++++ INFORMATION SUPPLIED ++++
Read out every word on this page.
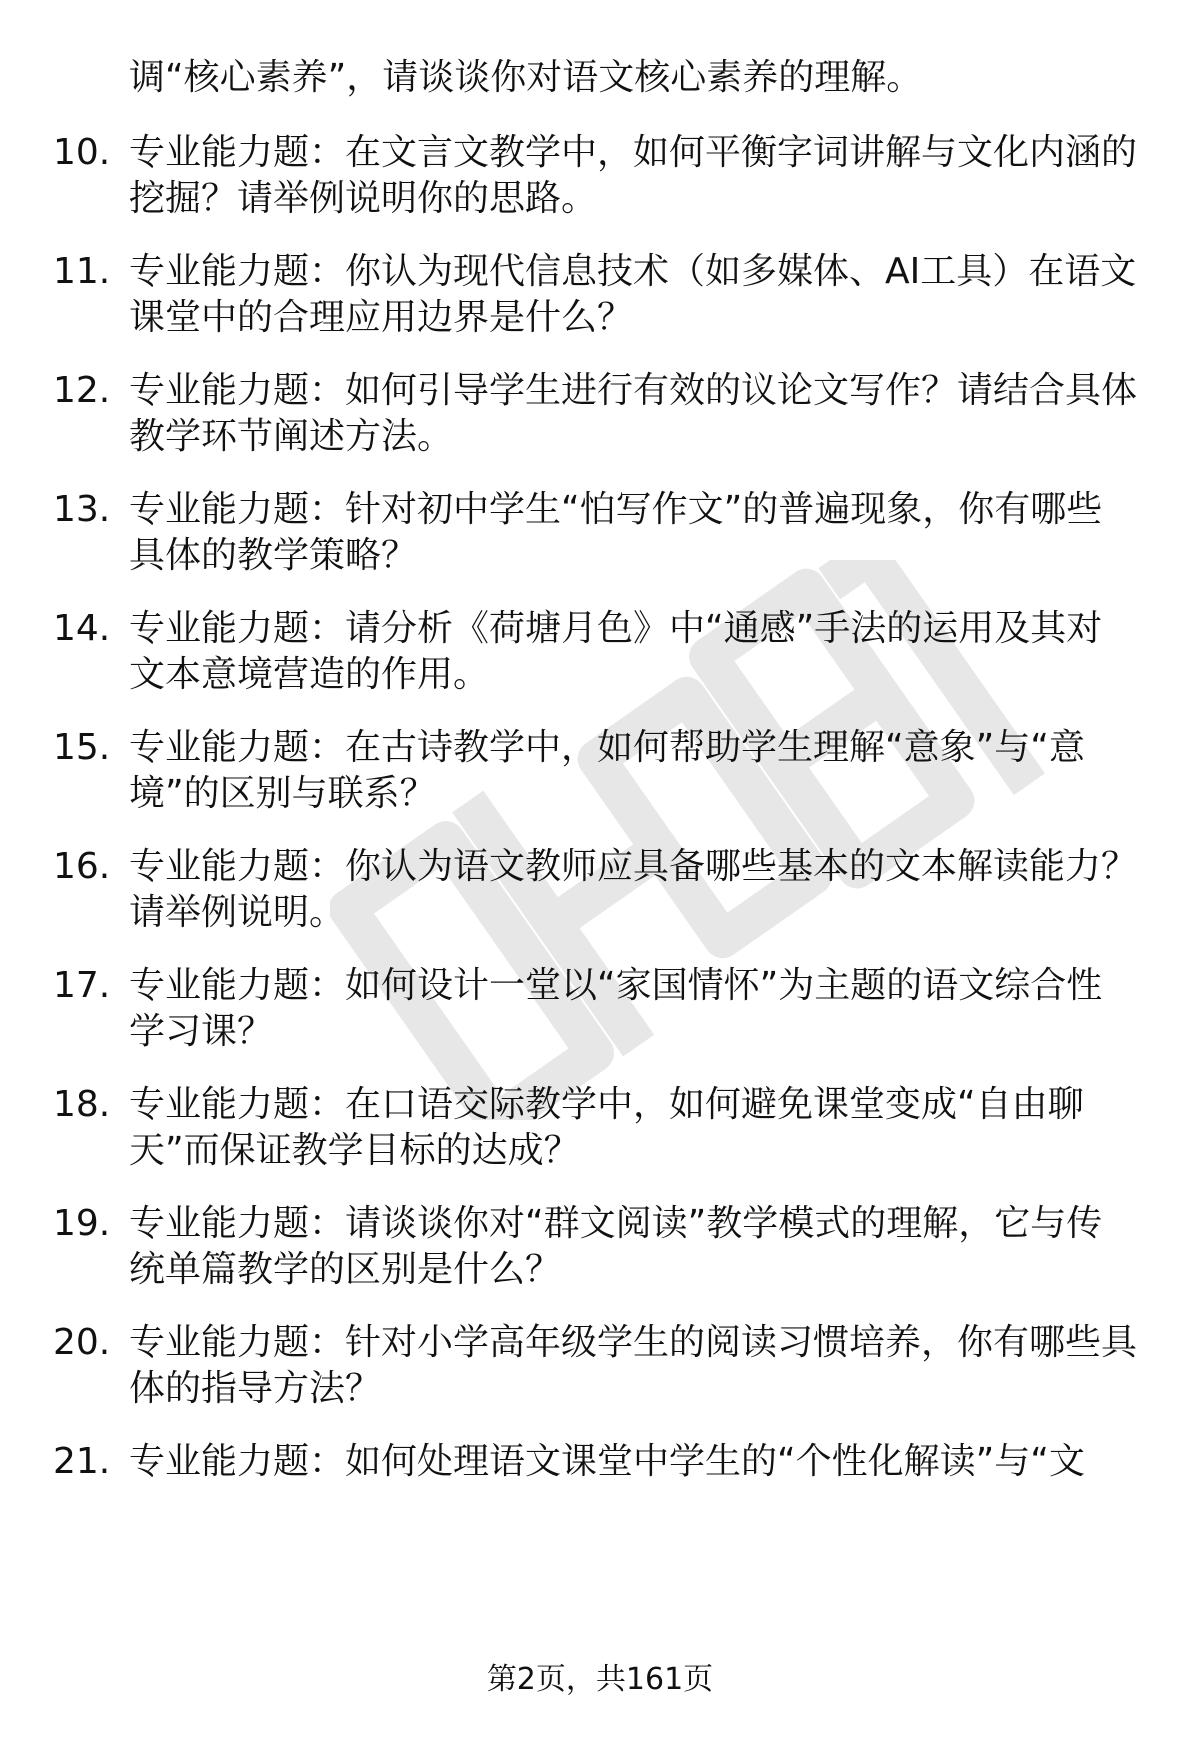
调“核心素养”，请谈谈你对语文核心素养的理解。
10. 专业能力题：在文言文教学中，如何平衡字词讲解与文化内涵的
挖掘？请举例说明你的思路。
11. 专业能力题：你认为现代信息技术（如多媒体、AI工具）在语文
课堂中的合理应用边界是什么？
12. 专业能力题：如何引导学生进行有效的议论文写作？请结合具体
教学环节阐述方法。
13. 专业能力题：针对初中学生“怕写作文”的普遍现象，你有哪些
具体的教学策略？
14. 专业能力题：请分析《荷塘月色》中“通感”手法的运用及其对
文本意境营造的作用。
15. 专业能力题：在古诗教学中，如何帮助学生理解“意象”与“意
境”的区别与联系？
16. 专业能力题：你认为语文教师应具备哪些基本的文本解读能力？
请举例说明。
17. 专业能力题：如何设计一堂以“家国情怀”为主题的语文综合性
学习课？
18. 专业能力题：在口语交际教学中，如何避免课堂变成“自由聊
天”而保证教学目标的达成？
19. 专业能力题：请谈谈你对“群文阅读”教学模式的理解，它与传
统单篇教学的区别是什么？
20. 专业能力题：针对小学高年级学生的阅读习惯培养，你有哪些具
体的指导方法？
21. 专业能力题：如何处理语文课堂中学生的“个性化解读”与“文
第2页，共161页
++++
**WRITTEN REQUEST**
Copy, from the material above, each line in which the string "专业能力题" occurs.

**RESPONSE**
10. 专业能力题：在文言文教学中，如何平衡字词讲解与文化内涵的
11. 专业能力题：你认为现代信息技术（如多媒体、AI工具）在语文
12. 专业能力题：如何引导学生进行有效的议论文写作？请结合具体
13. 专业能力题：针对初中学生“怕写作文”的普遍现象，你有哪些
14. 专业能力题：请分析《荷塘月色》中“通感”手法的运用及其对
15. 专业能力题：在古诗教学中，如何帮助学生理解“意象”与“意
16. 专业能力题：你认为语文教师应具备哪些基本的文本解读能力？
17. 专业能力题：如何设计一堂以“家国情怀”为主题的语文综合性
18. 专业能力题：在口语交际教学中，如何避免课堂变成“自由聊
19. 专业能力题：请谈谈你对“群文阅读”教学模式的理解，它与传
20. 专业能力题：针对小学高年级学生的阅读习惯培养，你有哪些具
21. 专业能力题：如何处理语文课堂中学生的“个性化解读”与“文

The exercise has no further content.